* **DESCRIPTION OF THE TASK**
The records below should be written out again, exactly.

* **PROVIDED RECORDS**
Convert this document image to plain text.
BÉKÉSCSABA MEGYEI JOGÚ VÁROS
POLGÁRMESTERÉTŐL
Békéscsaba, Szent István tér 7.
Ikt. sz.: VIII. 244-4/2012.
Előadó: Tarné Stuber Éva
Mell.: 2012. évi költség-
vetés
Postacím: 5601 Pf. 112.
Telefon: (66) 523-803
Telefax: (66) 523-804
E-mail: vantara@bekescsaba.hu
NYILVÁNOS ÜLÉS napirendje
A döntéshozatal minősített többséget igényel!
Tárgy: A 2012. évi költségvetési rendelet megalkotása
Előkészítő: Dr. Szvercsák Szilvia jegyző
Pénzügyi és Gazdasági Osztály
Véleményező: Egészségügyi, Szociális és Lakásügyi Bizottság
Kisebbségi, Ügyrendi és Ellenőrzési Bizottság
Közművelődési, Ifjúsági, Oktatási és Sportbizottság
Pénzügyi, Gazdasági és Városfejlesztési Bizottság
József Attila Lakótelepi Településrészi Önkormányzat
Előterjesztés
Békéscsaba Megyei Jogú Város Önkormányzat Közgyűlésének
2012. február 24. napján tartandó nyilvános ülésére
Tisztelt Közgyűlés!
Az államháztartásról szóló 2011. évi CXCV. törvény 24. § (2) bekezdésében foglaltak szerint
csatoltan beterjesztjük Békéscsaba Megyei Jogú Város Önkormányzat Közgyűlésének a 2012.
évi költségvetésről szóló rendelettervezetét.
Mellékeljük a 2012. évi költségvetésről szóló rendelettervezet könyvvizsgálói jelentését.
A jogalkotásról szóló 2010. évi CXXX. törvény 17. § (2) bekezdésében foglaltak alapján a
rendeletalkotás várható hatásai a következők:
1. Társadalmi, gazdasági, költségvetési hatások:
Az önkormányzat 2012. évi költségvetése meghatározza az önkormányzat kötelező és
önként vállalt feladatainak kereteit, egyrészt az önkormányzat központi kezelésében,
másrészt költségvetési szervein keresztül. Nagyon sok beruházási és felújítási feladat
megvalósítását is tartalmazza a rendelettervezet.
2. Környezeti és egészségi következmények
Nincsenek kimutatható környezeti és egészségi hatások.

* **ANSWER FOR THE TASK**
Convert this document image to plain text.
BÉKÉSCSABA MEGYEI JOGÚ VÁROS
POLGÁRMESTERÉTŐL
Békéscsaba, Szent István tér 7.
Ikt. sz.: VIII. 244-4/2012.
Előadó: Tarné Stuber Éva
Mell.: 2012. évi költség-
vetés
Postacím: 5601 Pf. 112.
Telefon: (66) 523-803
Telefax: (66) 523-804
E-mail: vantara@bekescsaba.hu
NYILVÁNOS ÜLÉS napirendje
A döntéshozatal minősített többséget igényel!
Tárgy: A 2012. évi költségvetési rendelet megalkotása
Előkészítő: Dr. Szvercsák Szilvia jegyző
Pénzügyi és Gazdasági Osztály
Véleményező: Egészségügyi, Szociális és Lakásügyi Bizottság
Kisebbségi, Ügyrendi és Ellenőrzési Bizottság
Közművelődési, Ifjúsági, Oktatási és Sportbizottság
Pénzügyi, Gazdasági és Városfejlesztési Bizottság
József Attila Lakótelepi Településrészi Önkormányzat
Előterjesztés
Békéscsaba Megyei Jogú Város Önkormányzat Közgyűlésének
2012. február 24. napján tartandó nyilvános ülésére
Tisztelt Közgyűlés!
Az államháztartásról szóló 2011. évi CXCV. törvény 24. § (2) bekezdésében foglaltak szerint
csatoltan beterjesztjük Békéscsaba Megyei Jogú Város Önkormányzat Közgyűlésének a 2012.
évi költségvetésről szóló rendelettervezetét.
Mellékeljük a 2012. évi költségvetésről szóló rendelettervezet könyvvizsgálói jelentését.
A jogalkotásról szóló 2010. évi CXXX. törvény 17. § (2) bekezdésében foglaltak alapján a
rendeletalkotás várható hatásai a következők:
1. Társadalmi, gazdasági, költségvetési hatások:
Az önkormányzat 2012. évi költségvetése meghatározza az önkormányzat kötelező és
önként vállalt feladatainak kereteit, egyrészt az önkormányzat központi kezelésében,
másrészt költségvetési szervein keresztül. Nagyon sok beruházási és felújítási feladat
megvalósítását is tartalmazza a rendelettervezet.
2. Környezeti és egészségi következmények
Nincsenek kimutatható környezeti és egészségi hatások.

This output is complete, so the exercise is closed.